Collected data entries
::::

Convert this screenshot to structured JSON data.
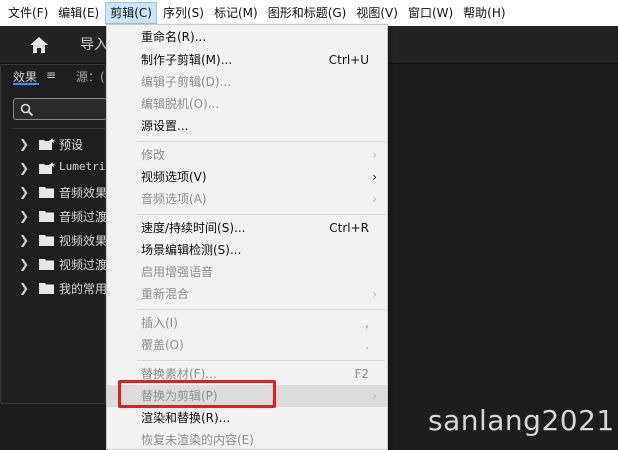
{
  "menubar": {
    "items": [
      {
        "label": "文件(F)"
      },
      {
        "label": "编辑(E)"
      },
      {
        "label": "剪辑(C)"
      },
      {
        "label": "序列(S)"
      },
      {
        "label": "标记(M)"
      },
      {
        "label": "图形和标题(G)"
      },
      {
        "label": "视图(V)"
      },
      {
        "label": "窗口(W)"
      },
      {
        "label": "帮助(H)"
      }
    ]
  },
  "topbar": {
    "tab": "导入"
  },
  "panel": {
    "tab_effects": "效果",
    "menu_glyph": "≡",
    "tab_source": "源：(",
    "tree": [
      {
        "label": "预设",
        "icon": "preset-folder-icon"
      },
      {
        "label": "Lumetri",
        "icon": "preset-folder-icon"
      },
      {
        "label": "音频效果",
        "icon": "folder-icon"
      },
      {
        "label": "音频过渡",
        "icon": "folder-icon"
      },
      {
        "label": "视频效果",
        "icon": "folder-icon"
      },
      {
        "label": "视频过渡",
        "icon": "folder-icon"
      },
      {
        "label": "我的常用",
        "icon": "folder-icon"
      }
    ]
  },
  "clip_menu": {
    "items": [
      {
        "label": "重命名(R)...",
        "shortcut": "",
        "enabled": true
      },
      {
        "label": "制作子剪辑(M)...",
        "shortcut": "Ctrl+U",
        "enabled": true
      },
      {
        "label": "编辑子剪辑(D)...",
        "shortcut": "",
        "enabled": false
      },
      {
        "label": "编辑脱机(O)...",
        "shortcut": "",
        "enabled": false
      },
      {
        "label": "源设置...",
        "shortcut": "",
        "enabled": true
      },
      {
        "label": "修改",
        "shortcut": "",
        "enabled": false,
        "submenu": true
      },
      {
        "label": "视频选项(V)",
        "shortcut": "",
        "enabled": true,
        "submenu": true
      },
      {
        "label": "音频选项(A)",
        "shortcut": "",
        "enabled": false,
        "submenu": true
      },
      {
        "label": "速度/持续时间(S)...",
        "shortcut": "Ctrl+R",
        "enabled": true
      },
      {
        "label": "场景编辑检测(S)...",
        "shortcut": "",
        "enabled": true
      },
      {
        "label": "启用增强语音",
        "shortcut": "",
        "enabled": false
      },
      {
        "label": "重新混合",
        "shortcut": "",
        "enabled": false,
        "submenu": true
      },
      {
        "label": "插入(I)",
        "shortcut": ",",
        "enabled": false
      },
      {
        "label": "覆盖(O)",
        "shortcut": ".",
        "enabled": false
      },
      {
        "label": "替换素材(F)...",
        "shortcut": "F2",
        "enabled": false
      },
      {
        "label": "替换为剪辑(P)",
        "shortcut": "",
        "enabled": false,
        "submenu": true,
        "highlighted": true
      },
      {
        "label": "渲染和替换(R)...",
        "shortcut": "",
        "enabled": true
      },
      {
        "label": "恢复未渲染的内容(E)",
        "shortcut": "",
        "enabled": false
      }
    ],
    "submenu_glyph": "›"
  },
  "watermark": "sanlang2021",
  "colors": {
    "highlight_box": "#e02020",
    "menu_active": "#cce4f7",
    "tab_underline": "#3d8dfd"
  }
}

::::

• [WHAT THE TASK REQUIRES]:
Please set down each line of the data above exactly as written, without the pictures.

• [SOLUTION FOR THIS EXERCISE]:
Convert this screenshot to structured JSON data.
{
  "menubar": {
    "items": [
      {
        "label": "文件(F)"
      },
      {
        "label": "编辑(E)"
      },
      {
        "label": "剪辑(C)"
      },
      {
        "label": "序列(S)"
      },
      {
        "label": "标记(M)"
      },
      {
        "label": "图形和标题(G)"
      },
      {
        "label": "视图(V)"
      },
      {
        "label": "窗口(W)"
      },
      {
        "label": "帮助(H)"
      }
    ]
  },
  "topbar": {
    "tab": "导入"
  },
  "panel": {
    "tab_effects": "效果",
    "menu_glyph": "≡",
    "tab_source": "源：(",
    "tree": [
      {
        "label": "预设",
        "icon": "preset-folder-icon"
      },
      {
        "label": "Lumetri",
        "icon": "preset-folder-icon"
      },
      {
        "label": "音频效果",
        "icon": "folder-icon"
      },
      {
        "label": "音频过渡",
        "icon": "folder-icon"
      },
      {
        "label": "视频效果",
        "icon": "folder-icon"
      },
      {
        "label": "视频过渡",
        "icon": "folder-icon"
      },
      {
        "label": "我的常用",
        "icon": "folder-icon"
      }
    ]
  },
  "clip_menu": {
    "items": [
      {
        "label": "重命名(R)...",
        "shortcut": "",
        "enabled": true
      },
      {
        "label": "制作子剪辑(M)...",
        "shortcut": "Ctrl+U",
        "enabled": true
      },
      {
        "label": "编辑子剪辑(D)...",
        "shortcut": "",
        "enabled": false
      },
      {
        "label": "编辑脱机(O)...",
        "shortcut": "",
        "enabled": false
      },
      {
        "label": "源设置...",
        "shortcut": "",
        "enabled": true
      },
      {
        "label": "修改",
        "shortcut": "",
        "enabled": false,
        "submenu": true
      },
      {
        "label": "视频选项(V)",
        "shortcut": "",
        "enabled": true,
        "submenu": true
      },
      {
        "label": "音频选项(A)",
        "shortcut": "",
        "enabled": false,
        "submenu": true
      },
      {
        "label": "速度/持续时间(S)...",
        "shortcut": "Ctrl+R",
        "enabled": true
      },
      {
        "label": "场景编辑检测(S)...",
        "shortcut": "",
        "enabled": true
      },
      {
        "label": "启用增强语音",
        "shortcut": "",
        "enabled": false
      },
      {
        "label": "重新混合",
        "shortcut": "",
        "enabled": false,
        "submenu": true
      },
      {
        "label": "插入(I)",
        "shortcut": ",",
        "enabled": false
      },
      {
        "label": "覆盖(O)",
        "shortcut": ".",
        "enabled": false
      },
      {
        "label": "替换素材(F)...",
        "shortcut": "F2",
        "enabled": false
      },
      {
        "label": "替换为剪辑(P)",
        "shortcut": "",
        "enabled": false,
        "submenu": true,
        "highlighted": true
      },
      {
        "label": "渲染和替换(R)...",
        "shortcut": "",
        "enabled": true
      },
      {
        "label": "恢复未渲染的内容(E)",
        "shortcut": "",
        "enabled": false
      }
    ],
    "submenu_glyph": "›"
  },
  "watermark": "sanlang2021",
  "colors": {
    "highlight_box": "#e02020",
    "menu_active": "#cce4f7",
    "tab_underline": "#3d8dfd"
  }
}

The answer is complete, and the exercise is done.